Directions for this task — Extract each line bearing the word "mostrava".

Supplied material —
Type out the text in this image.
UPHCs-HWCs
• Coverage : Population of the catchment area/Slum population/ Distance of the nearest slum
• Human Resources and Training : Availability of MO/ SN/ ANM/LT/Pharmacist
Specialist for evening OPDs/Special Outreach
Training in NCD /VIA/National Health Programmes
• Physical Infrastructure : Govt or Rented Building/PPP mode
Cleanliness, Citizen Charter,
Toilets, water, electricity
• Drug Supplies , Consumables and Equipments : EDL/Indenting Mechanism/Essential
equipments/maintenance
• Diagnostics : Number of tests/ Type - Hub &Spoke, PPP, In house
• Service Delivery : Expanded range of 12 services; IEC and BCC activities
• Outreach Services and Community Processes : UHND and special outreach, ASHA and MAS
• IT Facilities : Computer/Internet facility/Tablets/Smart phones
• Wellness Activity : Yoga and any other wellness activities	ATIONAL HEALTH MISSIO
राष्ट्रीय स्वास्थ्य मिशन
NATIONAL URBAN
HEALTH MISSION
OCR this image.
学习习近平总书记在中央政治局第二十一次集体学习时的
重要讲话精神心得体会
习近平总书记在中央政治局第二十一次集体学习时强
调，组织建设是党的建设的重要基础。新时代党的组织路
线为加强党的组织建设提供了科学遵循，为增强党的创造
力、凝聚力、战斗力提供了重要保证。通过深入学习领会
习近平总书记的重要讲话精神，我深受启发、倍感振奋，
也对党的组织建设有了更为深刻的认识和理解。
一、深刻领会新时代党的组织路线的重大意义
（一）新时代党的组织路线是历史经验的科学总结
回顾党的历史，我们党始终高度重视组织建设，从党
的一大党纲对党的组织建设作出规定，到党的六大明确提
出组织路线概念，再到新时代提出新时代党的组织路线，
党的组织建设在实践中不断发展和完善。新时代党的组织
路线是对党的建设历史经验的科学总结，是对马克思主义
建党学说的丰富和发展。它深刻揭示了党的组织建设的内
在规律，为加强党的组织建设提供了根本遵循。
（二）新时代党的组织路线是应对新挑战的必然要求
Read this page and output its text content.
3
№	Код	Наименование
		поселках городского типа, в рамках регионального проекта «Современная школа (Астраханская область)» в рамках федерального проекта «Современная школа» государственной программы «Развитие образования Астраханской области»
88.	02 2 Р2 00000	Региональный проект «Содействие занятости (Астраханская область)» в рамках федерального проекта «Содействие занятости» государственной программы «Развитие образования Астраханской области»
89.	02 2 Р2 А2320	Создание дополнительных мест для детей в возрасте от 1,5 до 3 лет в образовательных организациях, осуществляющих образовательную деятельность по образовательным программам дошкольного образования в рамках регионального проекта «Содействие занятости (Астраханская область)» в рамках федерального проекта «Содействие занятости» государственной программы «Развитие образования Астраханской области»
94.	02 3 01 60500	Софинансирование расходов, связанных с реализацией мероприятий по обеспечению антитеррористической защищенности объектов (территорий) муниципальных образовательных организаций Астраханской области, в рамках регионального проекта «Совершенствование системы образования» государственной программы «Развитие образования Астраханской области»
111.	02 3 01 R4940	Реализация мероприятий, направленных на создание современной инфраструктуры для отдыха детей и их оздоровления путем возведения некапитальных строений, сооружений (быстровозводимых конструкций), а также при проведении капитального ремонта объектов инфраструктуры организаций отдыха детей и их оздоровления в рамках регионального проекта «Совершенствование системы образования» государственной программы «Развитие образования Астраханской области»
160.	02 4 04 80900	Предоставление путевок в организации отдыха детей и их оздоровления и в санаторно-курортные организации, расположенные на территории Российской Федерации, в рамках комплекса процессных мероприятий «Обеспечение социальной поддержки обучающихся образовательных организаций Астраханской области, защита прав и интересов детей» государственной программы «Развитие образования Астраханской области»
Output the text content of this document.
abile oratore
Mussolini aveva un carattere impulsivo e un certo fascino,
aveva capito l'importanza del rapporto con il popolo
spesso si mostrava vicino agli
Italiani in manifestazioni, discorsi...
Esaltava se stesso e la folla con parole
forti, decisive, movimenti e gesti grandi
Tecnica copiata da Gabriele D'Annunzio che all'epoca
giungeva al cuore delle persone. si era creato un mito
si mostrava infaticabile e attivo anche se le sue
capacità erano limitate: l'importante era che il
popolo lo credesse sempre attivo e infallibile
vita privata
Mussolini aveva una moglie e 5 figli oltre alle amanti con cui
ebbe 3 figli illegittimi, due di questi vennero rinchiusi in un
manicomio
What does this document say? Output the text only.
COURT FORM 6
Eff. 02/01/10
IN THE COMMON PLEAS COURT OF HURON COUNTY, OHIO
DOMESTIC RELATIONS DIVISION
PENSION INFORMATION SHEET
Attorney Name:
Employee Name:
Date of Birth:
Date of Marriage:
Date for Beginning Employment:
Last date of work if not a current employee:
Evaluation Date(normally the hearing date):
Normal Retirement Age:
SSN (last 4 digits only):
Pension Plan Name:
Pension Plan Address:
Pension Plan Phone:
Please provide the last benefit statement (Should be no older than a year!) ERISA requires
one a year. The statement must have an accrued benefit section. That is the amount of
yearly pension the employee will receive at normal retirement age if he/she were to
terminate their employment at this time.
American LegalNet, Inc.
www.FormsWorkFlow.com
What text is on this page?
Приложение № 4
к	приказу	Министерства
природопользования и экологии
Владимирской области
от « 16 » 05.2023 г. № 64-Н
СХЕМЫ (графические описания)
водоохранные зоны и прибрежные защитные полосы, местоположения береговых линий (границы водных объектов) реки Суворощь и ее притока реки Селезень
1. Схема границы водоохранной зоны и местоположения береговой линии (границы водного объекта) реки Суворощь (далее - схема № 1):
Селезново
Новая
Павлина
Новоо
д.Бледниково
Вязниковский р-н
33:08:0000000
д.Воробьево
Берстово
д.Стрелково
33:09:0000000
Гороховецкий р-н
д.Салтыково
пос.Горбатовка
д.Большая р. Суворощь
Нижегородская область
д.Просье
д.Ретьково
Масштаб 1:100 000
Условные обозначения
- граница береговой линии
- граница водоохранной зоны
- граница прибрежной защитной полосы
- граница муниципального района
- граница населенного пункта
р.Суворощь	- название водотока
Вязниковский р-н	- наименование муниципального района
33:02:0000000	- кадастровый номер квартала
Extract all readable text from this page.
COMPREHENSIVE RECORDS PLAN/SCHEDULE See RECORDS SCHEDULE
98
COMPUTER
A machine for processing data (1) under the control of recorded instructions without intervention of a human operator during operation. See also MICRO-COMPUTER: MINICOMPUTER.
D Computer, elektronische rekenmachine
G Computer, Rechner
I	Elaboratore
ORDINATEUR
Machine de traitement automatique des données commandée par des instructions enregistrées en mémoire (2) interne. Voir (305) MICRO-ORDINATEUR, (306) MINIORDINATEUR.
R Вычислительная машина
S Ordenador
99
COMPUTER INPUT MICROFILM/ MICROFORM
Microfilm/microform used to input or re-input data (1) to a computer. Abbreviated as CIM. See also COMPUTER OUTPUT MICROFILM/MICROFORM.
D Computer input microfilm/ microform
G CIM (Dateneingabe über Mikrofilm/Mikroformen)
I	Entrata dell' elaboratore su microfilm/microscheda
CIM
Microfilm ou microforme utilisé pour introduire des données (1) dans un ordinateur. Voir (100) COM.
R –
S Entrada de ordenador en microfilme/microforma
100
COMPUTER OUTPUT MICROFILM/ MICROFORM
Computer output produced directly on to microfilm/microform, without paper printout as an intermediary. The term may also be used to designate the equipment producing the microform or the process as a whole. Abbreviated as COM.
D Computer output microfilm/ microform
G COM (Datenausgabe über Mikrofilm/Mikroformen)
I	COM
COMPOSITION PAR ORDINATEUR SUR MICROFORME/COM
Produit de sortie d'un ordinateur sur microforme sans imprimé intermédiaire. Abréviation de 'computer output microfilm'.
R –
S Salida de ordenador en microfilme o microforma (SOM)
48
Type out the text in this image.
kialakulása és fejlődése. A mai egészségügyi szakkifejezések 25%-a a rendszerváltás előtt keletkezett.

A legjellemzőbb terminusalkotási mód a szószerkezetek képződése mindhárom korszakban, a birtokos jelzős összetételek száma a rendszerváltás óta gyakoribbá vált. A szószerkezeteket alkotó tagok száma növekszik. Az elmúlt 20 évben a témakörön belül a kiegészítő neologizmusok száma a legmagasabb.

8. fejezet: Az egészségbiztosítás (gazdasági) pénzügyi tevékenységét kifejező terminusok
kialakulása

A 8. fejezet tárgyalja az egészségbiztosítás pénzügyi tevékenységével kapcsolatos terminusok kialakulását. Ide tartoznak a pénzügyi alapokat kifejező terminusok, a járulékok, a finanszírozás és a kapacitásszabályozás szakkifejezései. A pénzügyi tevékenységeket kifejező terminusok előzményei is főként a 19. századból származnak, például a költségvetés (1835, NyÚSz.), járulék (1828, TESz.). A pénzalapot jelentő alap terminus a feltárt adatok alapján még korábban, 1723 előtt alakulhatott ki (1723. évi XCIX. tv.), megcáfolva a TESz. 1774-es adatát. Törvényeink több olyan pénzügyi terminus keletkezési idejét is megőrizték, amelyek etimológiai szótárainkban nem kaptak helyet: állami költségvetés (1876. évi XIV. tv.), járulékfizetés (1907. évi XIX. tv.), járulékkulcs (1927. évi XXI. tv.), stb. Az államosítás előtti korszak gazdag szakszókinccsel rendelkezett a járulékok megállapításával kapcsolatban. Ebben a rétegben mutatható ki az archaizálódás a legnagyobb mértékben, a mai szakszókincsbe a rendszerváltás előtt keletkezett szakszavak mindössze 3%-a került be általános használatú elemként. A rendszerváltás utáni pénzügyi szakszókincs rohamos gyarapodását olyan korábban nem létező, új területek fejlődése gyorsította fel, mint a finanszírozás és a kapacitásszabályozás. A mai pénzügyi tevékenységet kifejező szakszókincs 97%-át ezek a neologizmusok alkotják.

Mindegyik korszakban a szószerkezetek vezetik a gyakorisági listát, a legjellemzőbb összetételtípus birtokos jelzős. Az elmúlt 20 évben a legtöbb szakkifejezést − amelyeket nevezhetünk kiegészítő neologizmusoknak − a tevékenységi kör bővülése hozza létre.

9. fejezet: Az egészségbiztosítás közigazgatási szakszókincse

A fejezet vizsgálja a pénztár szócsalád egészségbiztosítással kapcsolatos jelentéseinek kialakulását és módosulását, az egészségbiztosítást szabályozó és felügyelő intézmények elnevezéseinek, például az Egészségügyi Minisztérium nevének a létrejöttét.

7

The solution —
spesso si mostrava vicino agli
si mostrava infaticabile e attivo anche se le sue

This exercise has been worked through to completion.